• **What is expected**
For each line below that contains the string "location", copy that line.

• **Raw records**
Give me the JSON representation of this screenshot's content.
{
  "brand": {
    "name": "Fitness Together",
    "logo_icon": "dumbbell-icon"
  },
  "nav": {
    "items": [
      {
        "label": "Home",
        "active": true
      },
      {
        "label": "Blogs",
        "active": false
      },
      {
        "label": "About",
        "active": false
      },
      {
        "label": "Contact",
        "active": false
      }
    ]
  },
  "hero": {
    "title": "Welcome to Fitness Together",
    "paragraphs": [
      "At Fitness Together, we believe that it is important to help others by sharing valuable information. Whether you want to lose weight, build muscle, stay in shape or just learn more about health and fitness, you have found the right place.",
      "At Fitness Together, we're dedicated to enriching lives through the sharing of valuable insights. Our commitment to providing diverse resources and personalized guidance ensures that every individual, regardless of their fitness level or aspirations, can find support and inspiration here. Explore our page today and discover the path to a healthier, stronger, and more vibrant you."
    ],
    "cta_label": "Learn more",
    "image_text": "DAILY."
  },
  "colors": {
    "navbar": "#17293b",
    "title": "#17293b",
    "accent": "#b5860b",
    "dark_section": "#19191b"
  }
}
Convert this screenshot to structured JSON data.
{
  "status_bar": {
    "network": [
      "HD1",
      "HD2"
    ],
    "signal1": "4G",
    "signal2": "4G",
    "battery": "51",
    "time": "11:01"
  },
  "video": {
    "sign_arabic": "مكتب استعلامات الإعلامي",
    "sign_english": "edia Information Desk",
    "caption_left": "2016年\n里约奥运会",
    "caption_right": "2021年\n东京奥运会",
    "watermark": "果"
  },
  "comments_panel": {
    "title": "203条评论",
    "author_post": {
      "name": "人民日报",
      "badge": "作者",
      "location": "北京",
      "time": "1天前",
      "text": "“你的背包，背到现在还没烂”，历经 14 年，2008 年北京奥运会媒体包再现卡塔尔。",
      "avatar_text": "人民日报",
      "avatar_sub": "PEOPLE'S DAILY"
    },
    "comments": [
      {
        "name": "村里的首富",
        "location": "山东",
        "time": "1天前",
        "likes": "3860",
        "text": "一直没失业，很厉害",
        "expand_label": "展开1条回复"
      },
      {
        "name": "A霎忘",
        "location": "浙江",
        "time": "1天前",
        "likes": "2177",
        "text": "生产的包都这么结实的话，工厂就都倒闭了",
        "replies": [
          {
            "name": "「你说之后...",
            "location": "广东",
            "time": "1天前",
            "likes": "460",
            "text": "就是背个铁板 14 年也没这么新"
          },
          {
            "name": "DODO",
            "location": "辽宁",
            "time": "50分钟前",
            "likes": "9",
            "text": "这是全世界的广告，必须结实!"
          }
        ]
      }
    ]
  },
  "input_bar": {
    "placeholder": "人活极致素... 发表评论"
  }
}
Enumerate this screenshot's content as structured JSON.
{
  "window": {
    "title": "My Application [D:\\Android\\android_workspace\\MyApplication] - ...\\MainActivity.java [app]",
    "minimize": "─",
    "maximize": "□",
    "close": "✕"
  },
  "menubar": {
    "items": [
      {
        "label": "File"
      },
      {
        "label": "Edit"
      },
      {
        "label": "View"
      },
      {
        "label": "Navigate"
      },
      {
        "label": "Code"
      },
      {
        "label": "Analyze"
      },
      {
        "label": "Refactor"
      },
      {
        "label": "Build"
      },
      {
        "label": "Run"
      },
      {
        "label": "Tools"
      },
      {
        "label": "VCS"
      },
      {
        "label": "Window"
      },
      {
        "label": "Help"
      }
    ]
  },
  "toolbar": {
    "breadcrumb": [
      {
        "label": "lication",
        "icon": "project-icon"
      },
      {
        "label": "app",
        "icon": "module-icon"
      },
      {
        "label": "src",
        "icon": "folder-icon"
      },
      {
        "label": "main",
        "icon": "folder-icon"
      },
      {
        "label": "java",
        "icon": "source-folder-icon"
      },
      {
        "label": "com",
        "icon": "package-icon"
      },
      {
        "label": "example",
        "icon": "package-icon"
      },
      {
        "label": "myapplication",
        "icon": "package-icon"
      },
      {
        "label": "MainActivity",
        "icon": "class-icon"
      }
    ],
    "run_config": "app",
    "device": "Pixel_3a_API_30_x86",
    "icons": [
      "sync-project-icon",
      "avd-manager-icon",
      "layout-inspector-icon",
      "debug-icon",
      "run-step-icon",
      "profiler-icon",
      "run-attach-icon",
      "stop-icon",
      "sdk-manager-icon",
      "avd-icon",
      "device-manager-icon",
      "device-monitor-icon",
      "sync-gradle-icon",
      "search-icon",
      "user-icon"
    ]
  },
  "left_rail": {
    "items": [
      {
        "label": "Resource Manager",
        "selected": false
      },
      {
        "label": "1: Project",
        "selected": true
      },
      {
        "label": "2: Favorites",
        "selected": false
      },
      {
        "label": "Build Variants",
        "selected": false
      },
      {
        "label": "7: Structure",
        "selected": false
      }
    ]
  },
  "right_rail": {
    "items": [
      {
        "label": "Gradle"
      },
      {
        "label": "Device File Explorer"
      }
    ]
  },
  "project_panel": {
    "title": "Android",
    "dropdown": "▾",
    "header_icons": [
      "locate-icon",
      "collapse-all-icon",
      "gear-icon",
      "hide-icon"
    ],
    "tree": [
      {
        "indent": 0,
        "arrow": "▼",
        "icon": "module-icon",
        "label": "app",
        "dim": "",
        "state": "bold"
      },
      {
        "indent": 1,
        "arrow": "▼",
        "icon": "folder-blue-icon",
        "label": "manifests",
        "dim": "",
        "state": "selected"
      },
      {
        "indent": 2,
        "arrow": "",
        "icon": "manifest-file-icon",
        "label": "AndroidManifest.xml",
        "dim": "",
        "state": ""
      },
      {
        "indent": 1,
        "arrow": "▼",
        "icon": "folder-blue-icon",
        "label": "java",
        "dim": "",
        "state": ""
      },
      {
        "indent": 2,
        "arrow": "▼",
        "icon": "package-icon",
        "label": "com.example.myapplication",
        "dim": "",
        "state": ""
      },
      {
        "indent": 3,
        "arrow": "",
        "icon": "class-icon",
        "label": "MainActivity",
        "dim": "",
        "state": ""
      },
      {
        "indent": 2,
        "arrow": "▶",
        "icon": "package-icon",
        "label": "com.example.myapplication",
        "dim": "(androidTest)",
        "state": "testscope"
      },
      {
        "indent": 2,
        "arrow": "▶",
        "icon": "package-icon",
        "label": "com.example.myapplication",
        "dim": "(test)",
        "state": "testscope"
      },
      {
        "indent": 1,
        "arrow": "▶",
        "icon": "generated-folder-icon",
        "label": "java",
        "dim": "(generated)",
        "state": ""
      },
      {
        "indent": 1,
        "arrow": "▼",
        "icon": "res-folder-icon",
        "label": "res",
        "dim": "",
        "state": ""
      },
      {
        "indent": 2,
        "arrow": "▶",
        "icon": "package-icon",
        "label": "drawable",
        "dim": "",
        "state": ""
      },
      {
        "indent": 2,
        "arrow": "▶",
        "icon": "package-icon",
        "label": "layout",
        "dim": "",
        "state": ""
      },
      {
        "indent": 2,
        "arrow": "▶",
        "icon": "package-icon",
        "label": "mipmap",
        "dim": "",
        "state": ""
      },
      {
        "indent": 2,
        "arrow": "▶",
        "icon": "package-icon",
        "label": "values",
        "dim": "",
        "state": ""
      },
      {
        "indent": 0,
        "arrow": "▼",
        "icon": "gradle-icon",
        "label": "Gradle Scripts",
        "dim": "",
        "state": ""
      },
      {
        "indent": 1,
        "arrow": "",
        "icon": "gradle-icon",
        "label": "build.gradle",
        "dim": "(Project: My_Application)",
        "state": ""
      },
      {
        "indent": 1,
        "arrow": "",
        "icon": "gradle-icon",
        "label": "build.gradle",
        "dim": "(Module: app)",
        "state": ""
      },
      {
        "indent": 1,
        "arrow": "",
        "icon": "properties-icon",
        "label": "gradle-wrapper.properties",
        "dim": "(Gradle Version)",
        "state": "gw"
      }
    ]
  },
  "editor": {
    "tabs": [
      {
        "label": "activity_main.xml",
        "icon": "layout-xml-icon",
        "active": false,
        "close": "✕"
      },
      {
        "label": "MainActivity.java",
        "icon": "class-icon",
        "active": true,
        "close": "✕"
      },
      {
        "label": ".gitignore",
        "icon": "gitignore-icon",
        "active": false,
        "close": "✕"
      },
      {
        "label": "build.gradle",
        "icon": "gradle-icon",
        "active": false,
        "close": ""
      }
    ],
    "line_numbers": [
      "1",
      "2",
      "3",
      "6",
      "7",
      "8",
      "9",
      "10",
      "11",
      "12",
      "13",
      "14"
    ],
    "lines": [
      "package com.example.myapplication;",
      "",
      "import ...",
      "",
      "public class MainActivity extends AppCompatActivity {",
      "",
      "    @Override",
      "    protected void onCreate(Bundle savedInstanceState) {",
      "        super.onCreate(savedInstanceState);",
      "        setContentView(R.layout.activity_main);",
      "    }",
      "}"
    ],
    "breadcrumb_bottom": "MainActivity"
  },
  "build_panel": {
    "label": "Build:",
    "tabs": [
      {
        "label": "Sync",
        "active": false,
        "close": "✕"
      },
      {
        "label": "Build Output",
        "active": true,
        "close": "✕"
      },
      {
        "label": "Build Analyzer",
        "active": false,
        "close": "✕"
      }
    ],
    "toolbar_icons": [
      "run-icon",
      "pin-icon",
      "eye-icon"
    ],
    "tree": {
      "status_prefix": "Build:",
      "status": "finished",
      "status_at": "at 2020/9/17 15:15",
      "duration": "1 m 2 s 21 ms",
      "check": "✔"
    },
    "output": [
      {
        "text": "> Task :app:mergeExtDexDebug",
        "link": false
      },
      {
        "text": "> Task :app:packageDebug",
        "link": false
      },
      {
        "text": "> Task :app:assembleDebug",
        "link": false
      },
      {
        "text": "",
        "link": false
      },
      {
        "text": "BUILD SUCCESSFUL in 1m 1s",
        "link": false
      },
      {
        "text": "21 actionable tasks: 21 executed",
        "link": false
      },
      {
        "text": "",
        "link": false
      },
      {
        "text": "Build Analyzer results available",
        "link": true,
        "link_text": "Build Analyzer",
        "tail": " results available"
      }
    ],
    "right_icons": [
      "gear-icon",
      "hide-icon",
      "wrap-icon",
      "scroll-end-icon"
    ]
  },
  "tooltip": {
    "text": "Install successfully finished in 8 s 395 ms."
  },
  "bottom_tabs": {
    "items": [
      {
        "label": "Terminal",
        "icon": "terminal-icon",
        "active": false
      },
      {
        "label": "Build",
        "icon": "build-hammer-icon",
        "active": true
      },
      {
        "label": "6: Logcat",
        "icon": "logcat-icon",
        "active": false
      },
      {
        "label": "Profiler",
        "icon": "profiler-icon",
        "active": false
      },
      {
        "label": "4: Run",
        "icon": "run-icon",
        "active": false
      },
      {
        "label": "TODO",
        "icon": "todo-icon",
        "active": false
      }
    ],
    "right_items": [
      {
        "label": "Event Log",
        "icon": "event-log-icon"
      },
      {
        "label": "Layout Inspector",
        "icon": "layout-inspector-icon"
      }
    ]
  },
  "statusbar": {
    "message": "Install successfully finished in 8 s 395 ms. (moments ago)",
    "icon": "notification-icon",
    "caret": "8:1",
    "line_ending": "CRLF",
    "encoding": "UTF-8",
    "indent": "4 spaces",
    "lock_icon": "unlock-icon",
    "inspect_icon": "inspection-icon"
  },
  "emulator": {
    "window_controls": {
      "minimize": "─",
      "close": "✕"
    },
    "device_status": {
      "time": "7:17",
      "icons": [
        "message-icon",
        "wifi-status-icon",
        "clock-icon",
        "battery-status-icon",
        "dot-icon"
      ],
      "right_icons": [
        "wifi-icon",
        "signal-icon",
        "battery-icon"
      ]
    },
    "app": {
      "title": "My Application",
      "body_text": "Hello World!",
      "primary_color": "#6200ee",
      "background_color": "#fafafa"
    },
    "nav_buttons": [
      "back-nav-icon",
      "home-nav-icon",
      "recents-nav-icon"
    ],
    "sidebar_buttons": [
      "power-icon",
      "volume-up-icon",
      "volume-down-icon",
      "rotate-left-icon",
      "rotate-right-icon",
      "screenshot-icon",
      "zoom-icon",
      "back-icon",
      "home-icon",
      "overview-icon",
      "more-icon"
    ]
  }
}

• **Result**
      "location": "北京",
        "location": "山东",
        "location": "浙江",
            "location": "广东",
            "location": "辽宁",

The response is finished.